- **WHAT IS BEING ASKED**:
Determine which lines of the records include the word "Documents", and copy them.

• • • • • • •

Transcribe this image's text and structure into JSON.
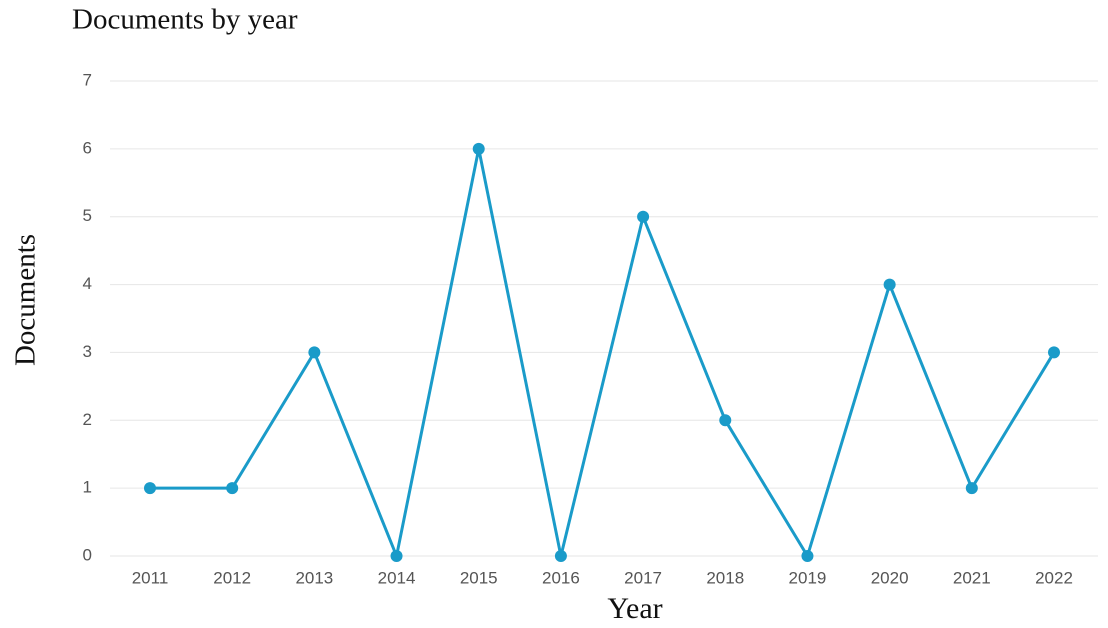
{
  "chart_data": {
    "type": "line",
    "title": "Documents by year",
    "x_label": "Year",
    "y_label": "Documents",
    "categories": [
      "2011",
      "2012",
      "2013",
      "2014",
      "2015",
      "2016",
      "2017",
      "2018",
      "2019",
      "2020",
      "2021",
      "2022"
    ],
    "values": [
      1,
      1,
      3,
      0,
      6,
      0,
      5,
      2,
      0,
      4,
      1,
      3
    ],
    "color": "#1a9bc9",
    "ylim": [
      0,
      7
    ],
    "yticks": [
      0,
      1,
      2,
      3,
      4,
      5,
      6,
      7
    ],
    "grid": true
  }
}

• • • • • • •

- **WRITTEN RESPONSE**:
    "title": "Documents by year",
    "y_label": "Documents",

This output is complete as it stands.